To do:
(a) Swap "world premiere" for "first public screening" in the film summary and give back the stretch from "Moonwalkers is a" through "demand by Alchemy." with that one change.
(b) Print the rows from the line that contains "heatmap-cell <box>1698 149 1721 172</box>" through the line that contains "option-arrow <box>2454 435 2473 454</box>", unchanged.

Reading text:
[start]

Moonwalkers is a 2015 British crime comedy film directed by debut director Antoine Bardou-Jacquet, written by Dean Craig, and starring Ron Perlman, Rupert Grint and Robert Sheehan. The film, which is based on Moon landing conspiracy theories, had its world premiere at SXSW on March 14, 2015. It had a limited release on January 15, 2016 and was available through video on demand by Alchemy.

Plot
In the days leading up to the Apollo 11 Moon landing, CIA agent Tom Kidman is tasked with hiring Stanley Kubrick to film a fake moonwalk, in the event the astronauts fail in their mission. The CIA views the Moon landing as a potential ideological victory over the Soviet Union, necessary for American morale. The CIA gives Kidman a large sum of cash as an incentive for Kubrick, and orders him to murder Kubrick when the film is complete to prevent the story from leaking. Unbeknownst to the CIA, Kidman is suffering from post traumatic stress disorder due to his time in Vietnam, and responds to any frustration with extreme violence.

Kidman travels to England to speak with Kubrick's agent, only to accidentally hold a meeting with the agent's cousin, Jonny Thorpe, a struggling band promoter in debt to an East End gangster named the Iron Monger. Jonny agrees to arrange a sit-down between Kidman and Kubrick, then convinces his stoner roommate Leon to pose as the director. Leon and Kidman meet, and Jonny accepts the briefcase of money, promising the movie will be made. Thinking Kidman is simply a Hollywood producer, the pair go on a spending spree before the Iron Monger's henchman break into Jonny's house, beat him, and steal the briefcase.

[end]

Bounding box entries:
[start]

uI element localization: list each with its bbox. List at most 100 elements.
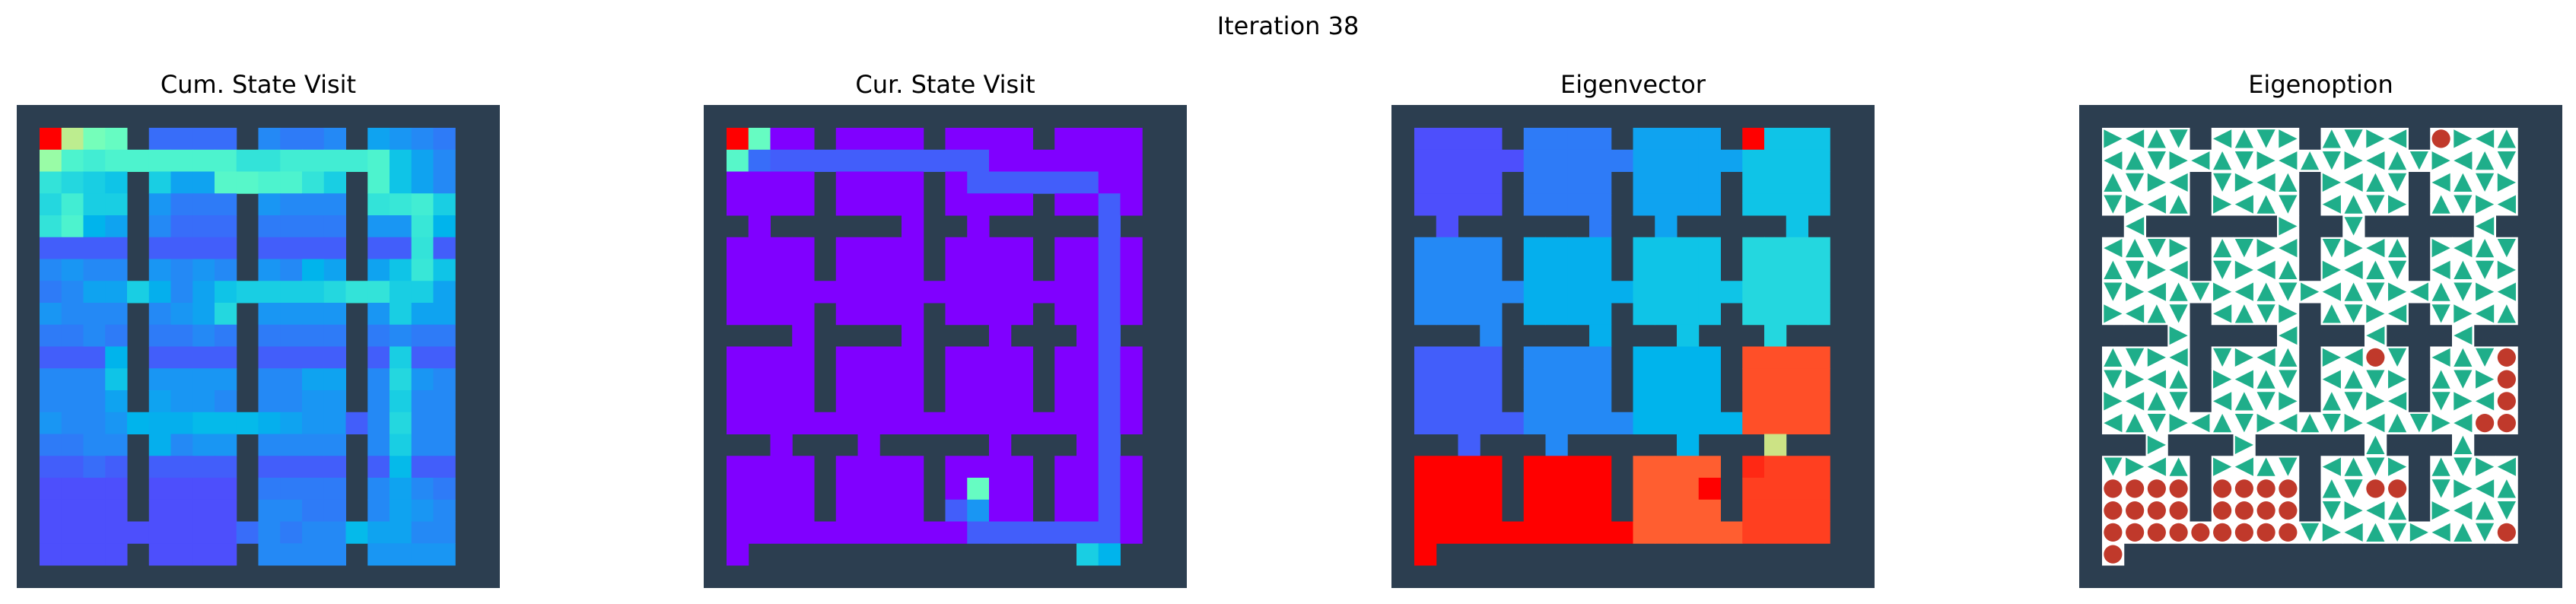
heatmap-cell <box>1698 149 1721 172</box>
heatmap-cell <box>1808 499 1830 522</box>
heatmap-cell <box>879 303 902 326</box>
option-arrow <box>2388 457 2407 476</box>
option-arrow <box>2344 457 2363 476</box>
heatmap-cell <box>814 281 837 304</box>
heatmap-cell <box>105 324 128 347</box>
option-arrow <box>2454 435 2473 454</box>
heatmap-cell <box>835 390 858 413</box>
heatmap-cell <box>1458 171 1480 194</box>
option-arrow <box>2213 195 2232 214</box>
option-arrow <box>2256 304 2275 323</box>
option-arrow <box>2497 282 2516 301</box>
heatmap-cell <box>323 434 346 456</box>
heatmap-cell <box>61 215 84 238</box>
option-arrow <box>2147 260 2166 279</box>
heatmap-cell <box>1054 456 1077 478</box>
heatmap-cell <box>280 456 303 478</box>
heatmap-cell <box>215 149 237 172</box>
heatmap-cell <box>1633 281 1655 304</box>
option-arrow <box>2476 304 2495 323</box>
heatmap-cell <box>61 303 84 326</box>
option-arrow <box>2497 260 2516 279</box>
option-arrow <box>2169 239 2188 258</box>
heatmap-cell <box>1054 390 1077 413</box>
heatmap-cell <box>170 324 193 347</box>
heatmap-cell <box>323 324 346 347</box>
heatmap-cell <box>1010 171 1033 194</box>
heatmap-cell <box>258 149 281 172</box>
option-arrow <box>2454 501 2473 520</box>
heatmap-cell <box>1077 237 1099 259</box>
heatmap-cell <box>280 499 303 522</box>
heatmap-cell <box>61 499 84 522</box>
heatmap-cell <box>1120 478 1143 501</box>
heatmap-cell <box>1698 368 1721 391</box>
heatmap-cell <box>215 499 237 522</box>
heatmap-cell <box>302 368 325 391</box>
option-arrow <box>2279 392 2298 411</box>
option-arrow <box>2344 370 2363 389</box>
heatmap-cell <box>302 237 325 259</box>
option-arrow <box>2409 414 2428 433</box>
heatmap-cell <box>1077 259 1099 281</box>
option-arrow <box>2147 457 2166 476</box>
heatmap-cell <box>1808 237 1830 259</box>
option-arrow <box>2497 457 2516 476</box>
heatmap-cell <box>411 499 434 522</box>
option-arrow <box>2147 370 2166 389</box>
option-arrow <box>2431 151 2450 170</box>
option-arrow <box>2476 129 2495 148</box>
heatmap-cell <box>1786 215 1808 238</box>
heatmap-cell <box>390 259 412 281</box>
heatmap-cell <box>1677 193 1700 216</box>
option-arrow <box>2322 370 2341 389</box>
option-arrow <box>2431 523 2450 542</box>
heatmap-cell <box>1742 478 1765 501</box>
heatmap-cell <box>1808 368 1830 391</box>
heatmap-cell <box>302 456 325 478</box>
heatmap-cell <box>1808 456 1830 478</box>
heatmap-cell <box>1545 390 1568 413</box>
heatmap-cell <box>1098 521 1121 544</box>
option-arrow <box>2256 173 2275 192</box>
heatmap-cell <box>1655 149 1678 172</box>
heatmap-cell <box>857 193 880 216</box>
heatmap-cell <box>1742 281 1765 304</box>
heatmap-cell <box>280 259 303 281</box>
heatmap-cell <box>367 478 390 501</box>
heatmap-cell <box>989 368 1012 391</box>
option-arrow <box>2126 129 2145 148</box>
heatmap-cell <box>61 368 84 391</box>
heatmap-cell <box>367 281 390 304</box>
heatmap-cell <box>1808 390 1830 413</box>
option-arrow <box>2431 392 2450 411</box>
heatmap-cell <box>1458 259 1480 281</box>
terminal-marker <box>2126 501 2145 520</box>
heatmap-cell <box>1098 434 1121 456</box>
option-arrow <box>2322 457 2341 476</box>
heatmap-cell <box>1545 149 1568 172</box>
heatmap-cell <box>61 259 84 281</box>
heatmap-cell <box>148 303 171 326</box>
option-arrow <box>2476 239 2495 258</box>
heatmap-cell <box>792 521 815 544</box>
heatmap-cell <box>105 543 128 566</box>
heatmap-cell <box>61 434 84 456</box>
heatmap-cell <box>1054 303 1077 326</box>
heatmap-cell <box>1677 128 1700 151</box>
heatmap-cell <box>923 149 946 172</box>
option-arrow <box>2169 282 2188 301</box>
option-arrow <box>2126 217 2145 236</box>
heatmap-cell <box>1480 390 1503 413</box>
heatmap-cell <box>1611 521 1633 544</box>
heatmap-cell <box>1098 499 1121 522</box>
option-arrow <box>2234 348 2253 367</box>
heatmap-cell <box>148 499 171 522</box>
heatmap-cell <box>433 478 456 501</box>
heatmap-cell <box>1567 478 1590 501</box>
heatmap-cell <box>192 478 215 501</box>
option-arrow <box>2213 370 2232 389</box>
heatmap-cell <box>1436 259 1458 281</box>
heatmap-cell <box>1436 456 1458 478</box>
option-arrow <box>2147 304 2166 323</box>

[end]

Answer set:
(a)
Moonwalkers is a 2015 British crime comedy film directed by debut director Antoine Bardou-Jacquet, written by Dean Craig, and starring Ron Perlman, Rupert Grint and Robert Sheehan. The film, which is based on Moon landing conspiracy theories, had its first public screening at SXSW on March 14, 2015. It had a limited release on January 15, 2016 and was available through video on demand by Alchemy.

(b)
heatmap-cell <box>1698 149 1721 172</box>
heatmap-cell <box>1808 499 1830 522</box>
heatmap-cell <box>879 303 902 326</box>
option-arrow <box>2388 457 2407 476</box>
option-arrow <box>2344 457 2363 476</box>
heatmap-cell <box>814 281 837 304</box>
heatmap-cell <box>105 324 128 347</box>
option-arrow <box>2454 435 2473 454</box>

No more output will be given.